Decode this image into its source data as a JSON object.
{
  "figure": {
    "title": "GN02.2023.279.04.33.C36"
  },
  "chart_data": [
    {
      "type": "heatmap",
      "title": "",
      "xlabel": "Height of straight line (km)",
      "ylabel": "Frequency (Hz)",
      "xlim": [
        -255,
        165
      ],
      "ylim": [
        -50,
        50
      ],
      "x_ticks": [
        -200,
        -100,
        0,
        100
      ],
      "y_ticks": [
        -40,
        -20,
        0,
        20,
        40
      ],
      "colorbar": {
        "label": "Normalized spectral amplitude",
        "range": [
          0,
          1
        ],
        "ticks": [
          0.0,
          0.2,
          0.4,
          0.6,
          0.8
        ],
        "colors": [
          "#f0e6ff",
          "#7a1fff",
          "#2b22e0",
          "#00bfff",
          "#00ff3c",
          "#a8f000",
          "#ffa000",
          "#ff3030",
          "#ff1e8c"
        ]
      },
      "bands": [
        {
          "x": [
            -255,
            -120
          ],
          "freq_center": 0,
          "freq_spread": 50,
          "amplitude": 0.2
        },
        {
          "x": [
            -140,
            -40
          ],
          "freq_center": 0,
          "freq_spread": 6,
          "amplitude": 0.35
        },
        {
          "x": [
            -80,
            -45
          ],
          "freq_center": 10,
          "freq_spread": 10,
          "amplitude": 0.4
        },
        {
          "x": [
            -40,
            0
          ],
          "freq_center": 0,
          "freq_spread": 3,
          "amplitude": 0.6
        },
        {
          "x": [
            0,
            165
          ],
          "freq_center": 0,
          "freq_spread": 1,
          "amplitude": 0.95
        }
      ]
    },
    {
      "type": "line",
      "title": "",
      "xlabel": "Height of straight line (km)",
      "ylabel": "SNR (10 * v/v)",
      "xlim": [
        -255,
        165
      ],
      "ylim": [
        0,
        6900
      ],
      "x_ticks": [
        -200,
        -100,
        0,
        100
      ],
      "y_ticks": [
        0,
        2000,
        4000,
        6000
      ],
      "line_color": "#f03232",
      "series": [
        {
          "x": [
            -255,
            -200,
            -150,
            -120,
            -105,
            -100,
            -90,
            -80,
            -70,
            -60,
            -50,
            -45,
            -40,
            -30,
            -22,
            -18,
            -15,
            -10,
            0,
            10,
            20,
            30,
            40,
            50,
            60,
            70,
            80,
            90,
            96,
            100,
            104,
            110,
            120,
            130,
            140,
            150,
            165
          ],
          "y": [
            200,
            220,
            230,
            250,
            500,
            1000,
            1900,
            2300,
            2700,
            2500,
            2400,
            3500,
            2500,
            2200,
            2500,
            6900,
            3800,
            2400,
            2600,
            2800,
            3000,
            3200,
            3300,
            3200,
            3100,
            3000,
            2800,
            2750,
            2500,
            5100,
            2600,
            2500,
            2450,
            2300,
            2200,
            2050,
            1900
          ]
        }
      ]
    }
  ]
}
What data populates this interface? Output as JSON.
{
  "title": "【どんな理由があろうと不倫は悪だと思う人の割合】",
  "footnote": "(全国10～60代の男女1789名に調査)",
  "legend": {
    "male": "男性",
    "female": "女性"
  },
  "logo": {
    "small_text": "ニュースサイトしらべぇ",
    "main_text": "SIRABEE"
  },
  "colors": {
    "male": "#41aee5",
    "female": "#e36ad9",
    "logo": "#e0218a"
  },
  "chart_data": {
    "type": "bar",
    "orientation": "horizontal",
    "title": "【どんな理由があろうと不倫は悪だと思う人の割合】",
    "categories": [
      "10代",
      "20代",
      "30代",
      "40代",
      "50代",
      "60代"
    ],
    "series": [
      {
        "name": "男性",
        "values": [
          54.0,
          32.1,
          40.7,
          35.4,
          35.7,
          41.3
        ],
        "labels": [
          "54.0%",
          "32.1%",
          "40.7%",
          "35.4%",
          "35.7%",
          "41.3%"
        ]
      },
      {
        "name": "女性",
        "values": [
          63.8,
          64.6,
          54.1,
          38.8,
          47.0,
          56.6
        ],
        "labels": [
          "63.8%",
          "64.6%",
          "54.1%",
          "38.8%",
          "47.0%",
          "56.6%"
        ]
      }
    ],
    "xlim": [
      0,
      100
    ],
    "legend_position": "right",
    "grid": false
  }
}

________

◆ The request
Return the material exactly as it stands.

◆ Response to the task
Decode this image into its source data as a JSON object.
{
  "figure": {
    "title": "GN02.2023.279.04.33.C36"
  },
  "chart_data": [
    {
      "type": "heatmap",
      "title": "",
      "xlabel": "Height of straight line (km)",
      "ylabel": "Frequency (Hz)",
      "xlim": [
        -255,
        165
      ],
      "ylim": [
        -50,
        50
      ],
      "x_ticks": [
        -200,
        -100,
        0,
        100
      ],
      "y_ticks": [
        -40,
        -20,
        0,
        20,
        40
      ],
      "colorbar": {
        "label": "Normalized spectral amplitude",
        "range": [
          0,
          1
        ],
        "ticks": [
          0.0,
          0.2,
          0.4,
          0.6,
          0.8
        ],
        "colors": [
          "#f0e6ff",
          "#7a1fff",
          "#2b22e0",
          "#00bfff",
          "#00ff3c",
          "#a8f000",
          "#ffa000",
          "#ff3030",
          "#ff1e8c"
        ]
      },
      "bands": [
        {
          "x": [
            -255,
            -120
          ],
          "freq_center": 0,
          "freq_spread": 50,
          "amplitude": 0.2
        },
        {
          "x": [
            -140,
            -40
          ],
          "freq_center": 0,
          "freq_spread": 6,
          "amplitude": 0.35
        },
        {
          "x": [
            -80,
            -45
          ],
          "freq_center": 10,
          "freq_spread": 10,
          "amplitude": 0.4
        },
        {
          "x": [
            -40,
            0
          ],
          "freq_center": 0,
          "freq_spread": 3,
          "amplitude": 0.6
        },
        {
          "x": [
            0,
            165
          ],
          "freq_center": 0,
          "freq_spread": 1,
          "amplitude": 0.95
        }
      ]
    },
    {
      "type": "line",
      "title": "",
      "xlabel": "Height of straight line (km)",
      "ylabel": "SNR (10 * v/v)",
      "xlim": [
        -255,
        165
      ],
      "ylim": [
        0,
        6900
      ],
      "x_ticks": [
        -200,
        -100,
        0,
        100
      ],
      "y_ticks": [
        0,
        2000,
        4000,
        6000
      ],
      "line_color": "#f03232",
      "series": [
        {
          "x": [
            -255,
            -200,
            -150,
            -120,
            -105,
            -100,
            -90,
            -80,
            -70,
            -60,
            -50,
            -45,
            -40,
            -30,
            -22,
            -18,
            -15,
            -10,
            0,
            10,
            20,
            30,
            40,
            50,
            60,
            70,
            80,
            90,
            96,
            100,
            104,
            110,
            120,
            130,
            140,
            150,
            165
          ],
          "y": [
            200,
            220,
            230,
            250,
            500,
            1000,
            1900,
            2300,
            2700,
            2500,
            2400,
            3500,
            2500,
            2200,
            2500,
            6900,
            3800,
            2400,
            2600,
            2800,
            3000,
            3200,
            3300,
            3200,
            3100,
            3000,
            2800,
            2750,
            2500,
            5100,
            2600,
            2500,
            2450,
            2300,
            2200,
            2050,
            1900
          ]
        }
      ]
    }
  ]
}
What data populates this interface? Output as JSON.
{
  "title": "【どんな理由があろうと不倫は悪だと思う人の割合】",
  "footnote": "(全国10～60代の男女1789名に調査)",
  "legend": {
    "male": "男性",
    "female": "女性"
  },
  "logo": {
    "small_text": "ニュースサイトしらべぇ",
    "main_text": "SIRABEE"
  },
  "colors": {
    "male": "#41aee5",
    "female": "#e36ad9",
    "logo": "#e0218a"
  },
  "chart_data": {
    "type": "bar",
    "orientation": "horizontal",
    "title": "【どんな理由があろうと不倫は悪だと思う人の割合】",
    "categories": [
      "10代",
      "20代",
      "30代",
      "40代",
      "50代",
      "60代"
    ],
    "series": [
      {
        "name": "男性",
        "values": [
          54.0,
          32.1,
          40.7,
          35.4,
          35.7,
          41.3
        ],
        "labels": [
          "54.0%",
          "32.1%",
          "40.7%",
          "35.4%",
          "35.7%",
          "41.3%"
        ]
      },
      {
        "name": "女性",
        "values": [
          63.8,
          64.6,
          54.1,
          38.8,
          47.0,
          56.6
        ],
        "labels": [
          "63.8%",
          "64.6%",
          "54.1%",
          "38.8%",
          "47.0%",
          "56.6%"
        ]
      }
    ],
    "xlim": [
      0,
      100
    ],
    "legend_position": "right",
    "grid": false
  }
}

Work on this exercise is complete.